WHAT IS EXPECTED: Give the total number of lines with the word "JSON" in them, and no other words.

DATA:

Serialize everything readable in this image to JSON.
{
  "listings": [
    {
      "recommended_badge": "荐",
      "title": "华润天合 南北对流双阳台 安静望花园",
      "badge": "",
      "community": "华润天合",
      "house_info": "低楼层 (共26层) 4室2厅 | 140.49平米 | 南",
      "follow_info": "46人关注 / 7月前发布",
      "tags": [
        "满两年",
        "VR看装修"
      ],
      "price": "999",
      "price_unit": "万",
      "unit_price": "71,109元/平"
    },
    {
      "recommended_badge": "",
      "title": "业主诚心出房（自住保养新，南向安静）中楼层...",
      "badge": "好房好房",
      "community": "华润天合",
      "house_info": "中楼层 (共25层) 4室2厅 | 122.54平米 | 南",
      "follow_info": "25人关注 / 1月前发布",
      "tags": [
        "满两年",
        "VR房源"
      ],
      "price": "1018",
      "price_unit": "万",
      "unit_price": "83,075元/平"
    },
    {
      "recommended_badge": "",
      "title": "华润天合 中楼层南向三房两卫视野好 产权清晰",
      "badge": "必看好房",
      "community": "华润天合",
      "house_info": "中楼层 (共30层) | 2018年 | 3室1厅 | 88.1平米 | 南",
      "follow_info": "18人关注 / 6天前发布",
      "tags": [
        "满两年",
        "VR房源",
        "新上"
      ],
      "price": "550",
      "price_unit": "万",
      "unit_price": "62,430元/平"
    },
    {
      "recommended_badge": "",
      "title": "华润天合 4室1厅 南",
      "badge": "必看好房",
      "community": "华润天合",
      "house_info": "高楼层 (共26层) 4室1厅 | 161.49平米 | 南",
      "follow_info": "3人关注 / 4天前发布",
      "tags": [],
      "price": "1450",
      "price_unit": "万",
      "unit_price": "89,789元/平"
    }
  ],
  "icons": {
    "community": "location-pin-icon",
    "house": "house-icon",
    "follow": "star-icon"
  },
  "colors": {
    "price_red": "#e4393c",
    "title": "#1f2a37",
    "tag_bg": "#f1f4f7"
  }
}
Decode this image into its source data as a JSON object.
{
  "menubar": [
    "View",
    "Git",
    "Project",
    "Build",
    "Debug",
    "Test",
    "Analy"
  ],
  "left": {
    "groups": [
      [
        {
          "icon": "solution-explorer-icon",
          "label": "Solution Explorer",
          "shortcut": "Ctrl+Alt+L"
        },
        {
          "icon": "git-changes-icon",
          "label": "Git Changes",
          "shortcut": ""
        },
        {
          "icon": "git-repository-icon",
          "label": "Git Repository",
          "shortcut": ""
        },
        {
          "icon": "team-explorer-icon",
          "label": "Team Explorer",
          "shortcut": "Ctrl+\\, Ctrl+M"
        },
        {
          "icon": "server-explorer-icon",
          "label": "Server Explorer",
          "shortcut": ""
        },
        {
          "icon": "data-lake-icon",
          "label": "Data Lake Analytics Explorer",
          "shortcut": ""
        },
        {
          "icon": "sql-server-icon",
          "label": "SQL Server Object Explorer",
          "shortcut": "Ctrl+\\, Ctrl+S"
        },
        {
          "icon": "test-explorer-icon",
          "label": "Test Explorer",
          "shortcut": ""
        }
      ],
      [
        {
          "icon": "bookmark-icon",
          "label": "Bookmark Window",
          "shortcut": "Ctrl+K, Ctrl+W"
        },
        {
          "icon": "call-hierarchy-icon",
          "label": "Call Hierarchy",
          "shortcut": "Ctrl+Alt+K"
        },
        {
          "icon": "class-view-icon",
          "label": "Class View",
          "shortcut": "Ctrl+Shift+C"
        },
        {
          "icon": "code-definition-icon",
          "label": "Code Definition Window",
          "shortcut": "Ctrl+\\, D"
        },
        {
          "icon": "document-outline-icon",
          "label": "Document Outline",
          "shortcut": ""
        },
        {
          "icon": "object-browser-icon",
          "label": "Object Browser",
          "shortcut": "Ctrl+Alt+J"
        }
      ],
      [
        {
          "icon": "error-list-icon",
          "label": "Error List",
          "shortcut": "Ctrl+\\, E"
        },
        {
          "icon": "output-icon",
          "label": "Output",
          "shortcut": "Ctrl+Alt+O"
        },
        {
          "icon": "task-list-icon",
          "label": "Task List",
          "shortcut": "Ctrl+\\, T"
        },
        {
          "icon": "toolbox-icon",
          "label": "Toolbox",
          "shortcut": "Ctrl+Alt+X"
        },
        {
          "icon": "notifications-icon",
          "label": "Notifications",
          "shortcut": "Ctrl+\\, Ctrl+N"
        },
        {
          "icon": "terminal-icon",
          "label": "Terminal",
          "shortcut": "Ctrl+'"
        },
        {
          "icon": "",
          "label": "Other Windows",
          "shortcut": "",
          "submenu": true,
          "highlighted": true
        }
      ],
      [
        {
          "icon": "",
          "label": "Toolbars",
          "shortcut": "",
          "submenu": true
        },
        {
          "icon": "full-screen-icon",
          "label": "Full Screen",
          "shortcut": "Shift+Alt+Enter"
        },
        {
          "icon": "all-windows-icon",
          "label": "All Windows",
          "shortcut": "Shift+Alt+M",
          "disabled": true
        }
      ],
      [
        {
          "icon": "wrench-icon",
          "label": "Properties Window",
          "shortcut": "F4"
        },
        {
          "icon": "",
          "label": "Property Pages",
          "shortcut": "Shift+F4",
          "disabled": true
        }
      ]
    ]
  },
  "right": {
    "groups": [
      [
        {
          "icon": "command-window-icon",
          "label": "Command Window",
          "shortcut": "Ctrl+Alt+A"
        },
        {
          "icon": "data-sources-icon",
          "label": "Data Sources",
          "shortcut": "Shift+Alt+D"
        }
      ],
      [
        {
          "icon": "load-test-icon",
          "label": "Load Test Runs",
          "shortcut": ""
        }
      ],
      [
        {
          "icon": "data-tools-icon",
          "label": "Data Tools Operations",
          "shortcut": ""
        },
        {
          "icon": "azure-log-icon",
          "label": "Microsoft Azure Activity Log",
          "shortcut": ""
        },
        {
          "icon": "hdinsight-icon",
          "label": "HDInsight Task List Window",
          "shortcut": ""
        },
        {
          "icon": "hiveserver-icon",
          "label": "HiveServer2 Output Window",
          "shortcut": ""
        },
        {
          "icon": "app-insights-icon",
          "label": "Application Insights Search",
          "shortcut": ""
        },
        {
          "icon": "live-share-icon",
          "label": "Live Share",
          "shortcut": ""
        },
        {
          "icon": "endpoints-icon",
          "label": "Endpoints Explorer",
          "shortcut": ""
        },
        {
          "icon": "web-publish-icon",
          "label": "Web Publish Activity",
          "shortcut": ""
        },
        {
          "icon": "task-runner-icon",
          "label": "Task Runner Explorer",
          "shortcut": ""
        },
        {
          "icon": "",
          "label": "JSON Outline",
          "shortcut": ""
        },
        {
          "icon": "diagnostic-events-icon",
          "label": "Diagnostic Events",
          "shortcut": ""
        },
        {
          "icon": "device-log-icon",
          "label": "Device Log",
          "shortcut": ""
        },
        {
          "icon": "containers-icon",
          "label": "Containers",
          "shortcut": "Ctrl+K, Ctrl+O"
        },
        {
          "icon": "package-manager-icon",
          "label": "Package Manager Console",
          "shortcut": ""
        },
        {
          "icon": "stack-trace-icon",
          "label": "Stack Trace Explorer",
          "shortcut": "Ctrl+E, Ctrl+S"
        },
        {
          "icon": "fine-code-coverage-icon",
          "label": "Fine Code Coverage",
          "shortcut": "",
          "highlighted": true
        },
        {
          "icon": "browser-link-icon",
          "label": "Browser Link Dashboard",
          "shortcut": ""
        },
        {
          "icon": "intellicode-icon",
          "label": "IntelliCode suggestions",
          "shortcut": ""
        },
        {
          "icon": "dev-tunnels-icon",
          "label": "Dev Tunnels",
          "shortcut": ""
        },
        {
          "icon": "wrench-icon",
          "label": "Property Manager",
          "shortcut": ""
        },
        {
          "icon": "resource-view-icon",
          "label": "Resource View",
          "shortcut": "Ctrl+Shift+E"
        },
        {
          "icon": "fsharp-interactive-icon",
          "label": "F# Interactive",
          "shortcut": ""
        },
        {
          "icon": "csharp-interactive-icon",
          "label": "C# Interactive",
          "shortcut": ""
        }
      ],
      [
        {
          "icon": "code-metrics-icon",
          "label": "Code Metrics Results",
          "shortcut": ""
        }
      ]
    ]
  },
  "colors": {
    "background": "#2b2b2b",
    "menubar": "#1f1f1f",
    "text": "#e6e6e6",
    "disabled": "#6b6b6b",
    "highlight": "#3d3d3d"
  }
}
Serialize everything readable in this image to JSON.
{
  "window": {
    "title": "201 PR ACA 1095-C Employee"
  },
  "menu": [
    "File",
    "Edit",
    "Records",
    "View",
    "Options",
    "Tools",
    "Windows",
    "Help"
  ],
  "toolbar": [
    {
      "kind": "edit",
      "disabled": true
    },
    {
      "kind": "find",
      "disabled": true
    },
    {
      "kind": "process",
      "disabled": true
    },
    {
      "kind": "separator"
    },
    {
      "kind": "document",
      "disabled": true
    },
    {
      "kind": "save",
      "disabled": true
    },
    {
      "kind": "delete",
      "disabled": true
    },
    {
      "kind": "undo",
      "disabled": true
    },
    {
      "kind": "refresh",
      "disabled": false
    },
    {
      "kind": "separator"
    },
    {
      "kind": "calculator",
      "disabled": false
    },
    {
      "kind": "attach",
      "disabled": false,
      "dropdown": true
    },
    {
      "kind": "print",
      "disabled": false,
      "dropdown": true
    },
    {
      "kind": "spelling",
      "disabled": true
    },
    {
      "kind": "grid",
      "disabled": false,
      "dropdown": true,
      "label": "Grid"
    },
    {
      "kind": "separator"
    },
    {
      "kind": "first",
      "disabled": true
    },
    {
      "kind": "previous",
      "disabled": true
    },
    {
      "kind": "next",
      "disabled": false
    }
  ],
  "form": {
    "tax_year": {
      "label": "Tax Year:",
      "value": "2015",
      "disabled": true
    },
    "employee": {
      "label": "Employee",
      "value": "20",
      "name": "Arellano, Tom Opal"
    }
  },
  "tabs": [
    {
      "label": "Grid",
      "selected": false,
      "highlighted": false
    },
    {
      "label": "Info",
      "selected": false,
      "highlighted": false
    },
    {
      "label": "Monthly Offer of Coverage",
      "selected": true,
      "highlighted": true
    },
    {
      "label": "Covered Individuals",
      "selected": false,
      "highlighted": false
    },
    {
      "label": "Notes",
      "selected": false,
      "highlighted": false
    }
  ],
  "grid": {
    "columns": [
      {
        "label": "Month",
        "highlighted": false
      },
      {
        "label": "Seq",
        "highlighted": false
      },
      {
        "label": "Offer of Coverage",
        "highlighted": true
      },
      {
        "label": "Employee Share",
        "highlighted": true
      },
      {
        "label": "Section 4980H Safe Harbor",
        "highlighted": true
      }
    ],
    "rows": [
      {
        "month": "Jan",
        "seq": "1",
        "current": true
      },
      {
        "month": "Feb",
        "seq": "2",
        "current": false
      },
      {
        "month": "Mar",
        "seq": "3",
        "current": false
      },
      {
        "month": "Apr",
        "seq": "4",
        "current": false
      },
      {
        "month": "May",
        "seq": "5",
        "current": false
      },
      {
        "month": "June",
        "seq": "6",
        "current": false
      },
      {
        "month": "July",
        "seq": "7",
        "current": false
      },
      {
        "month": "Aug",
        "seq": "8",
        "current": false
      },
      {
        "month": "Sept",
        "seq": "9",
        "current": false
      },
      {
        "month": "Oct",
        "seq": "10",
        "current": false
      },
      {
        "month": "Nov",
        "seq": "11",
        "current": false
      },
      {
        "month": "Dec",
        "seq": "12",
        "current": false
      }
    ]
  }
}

ANSWER TO THE TASK: 4